Render every entry exactly as it appears.
>> start
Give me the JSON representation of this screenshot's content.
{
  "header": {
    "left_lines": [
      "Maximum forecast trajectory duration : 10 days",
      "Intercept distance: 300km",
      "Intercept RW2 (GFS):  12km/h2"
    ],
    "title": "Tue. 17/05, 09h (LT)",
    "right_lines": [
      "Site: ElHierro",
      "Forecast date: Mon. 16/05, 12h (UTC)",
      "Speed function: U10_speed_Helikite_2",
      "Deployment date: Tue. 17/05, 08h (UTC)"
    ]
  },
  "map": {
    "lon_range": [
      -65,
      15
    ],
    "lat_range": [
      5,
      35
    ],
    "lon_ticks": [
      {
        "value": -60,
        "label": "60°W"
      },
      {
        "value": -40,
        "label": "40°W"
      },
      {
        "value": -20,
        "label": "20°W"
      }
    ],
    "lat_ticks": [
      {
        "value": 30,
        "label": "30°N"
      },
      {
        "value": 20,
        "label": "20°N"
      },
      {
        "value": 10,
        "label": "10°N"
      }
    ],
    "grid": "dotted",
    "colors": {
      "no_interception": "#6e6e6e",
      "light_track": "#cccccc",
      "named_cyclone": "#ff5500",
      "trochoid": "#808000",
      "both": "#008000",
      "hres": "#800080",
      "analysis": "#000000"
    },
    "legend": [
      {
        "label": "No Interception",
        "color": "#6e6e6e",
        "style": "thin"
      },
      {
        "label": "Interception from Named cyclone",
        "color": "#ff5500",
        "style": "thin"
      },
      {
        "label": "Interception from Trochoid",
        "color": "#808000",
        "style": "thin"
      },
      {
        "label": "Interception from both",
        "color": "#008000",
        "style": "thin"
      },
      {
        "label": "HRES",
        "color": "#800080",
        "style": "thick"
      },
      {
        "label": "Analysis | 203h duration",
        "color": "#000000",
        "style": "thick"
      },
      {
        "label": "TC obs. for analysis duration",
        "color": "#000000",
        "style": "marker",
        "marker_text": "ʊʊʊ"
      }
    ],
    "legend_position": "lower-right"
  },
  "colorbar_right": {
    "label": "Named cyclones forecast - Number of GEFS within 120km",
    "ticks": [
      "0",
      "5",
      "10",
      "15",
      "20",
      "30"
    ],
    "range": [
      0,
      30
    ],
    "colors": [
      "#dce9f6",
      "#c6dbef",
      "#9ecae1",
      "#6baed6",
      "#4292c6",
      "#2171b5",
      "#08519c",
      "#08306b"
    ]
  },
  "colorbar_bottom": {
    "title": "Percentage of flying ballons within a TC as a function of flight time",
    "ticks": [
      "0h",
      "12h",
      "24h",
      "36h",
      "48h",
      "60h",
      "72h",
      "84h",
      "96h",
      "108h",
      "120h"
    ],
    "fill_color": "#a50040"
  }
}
>> end
(EXERCISE ANSWER):
Give me the JSON representation of this screenshot's content.
{
  "header": {
    "left_lines": [
      "Maximum forecast trajectory duration : 10 days",
      "Intercept distance: 300km",
      "Intercept RW2 (GFS):  12km/h2"
    ],
    "title": "Tue. 17/05, 09h (LT)",
    "right_lines": [
      "Site: ElHierro",
      "Forecast date: Mon. 16/05, 12h (UTC)",
      "Speed function: U10_speed_Helikite_2",
      "Deployment date: Tue. 17/05, 08h (UTC)"
    ]
  },
  "map": {
    "lon_range": [
      -65,
      15
    ],
    "lat_range": [
      5,
      35
    ],
    "lon_ticks": [
      {
        "value": -60,
        "label": "60°W"
      },
      {
        "value": -40,
        "label": "40°W"
      },
      {
        "value": -20,
        "label": "20°W"
      }
    ],
    "lat_ticks": [
      {
        "value": 30,
        "label": "30°N"
      },
      {
        "value": 20,
        "label": "20°N"
      },
      {
        "value": 10,
        "label": "10°N"
      }
    ],
    "grid": "dotted",
    "colors": {
      "no_interception": "#6e6e6e",
      "light_track": "#cccccc",
      "named_cyclone": "#ff5500",
      "trochoid": "#808000",
      "both": "#008000",
      "hres": "#800080",
      "analysis": "#000000"
    },
    "legend": [
      {
        "label": "No Interception",
        "color": "#6e6e6e",
        "style": "thin"
      },
      {
        "label": "Interception from Named cyclone",
        "color": "#ff5500",
        "style": "thin"
      },
      {
        "label": "Interception from Trochoid",
        "color": "#808000",
        "style": "thin"
      },
      {
        "label": "Interception from both",
        "color": "#008000",
        "style": "thin"
      },
      {
        "label": "HRES",
        "color": "#800080",
        "style": "thick"
      },
      {
        "label": "Analysis | 203h duration",
        "color": "#000000",
        "style": "thick"
      },
      {
        "label": "TC obs. for analysis duration",
        "color": "#000000",
        "style": "marker",
        "marker_text": "ʊʊʊ"
      }
    ],
    "legend_position": "lower-right"
  },
  "colorbar_right": {
    "label": "Named cyclones forecast - Number of GEFS within 120km",
    "ticks": [
      "0",
      "5",
      "10",
      "15",
      "20",
      "30"
    ],
    "range": [
      0,
      30
    ],
    "colors": [
      "#dce9f6",
      "#c6dbef",
      "#9ecae1",
      "#6baed6",
      "#4292c6",
      "#2171b5",
      "#08519c",
      "#08306b"
    ]
  },
  "colorbar_bottom": {
    "title": "Percentage of flying ballons within a TC as a function of flight time",
    "ticks": [
      "0h",
      "12h",
      "24h",
      "36h",
      "48h",
      "60h",
      "72h",
      "84h",
      "96h",
      "108h",
      "120h"
    ],
    "fill_color": "#a50040"
  }
}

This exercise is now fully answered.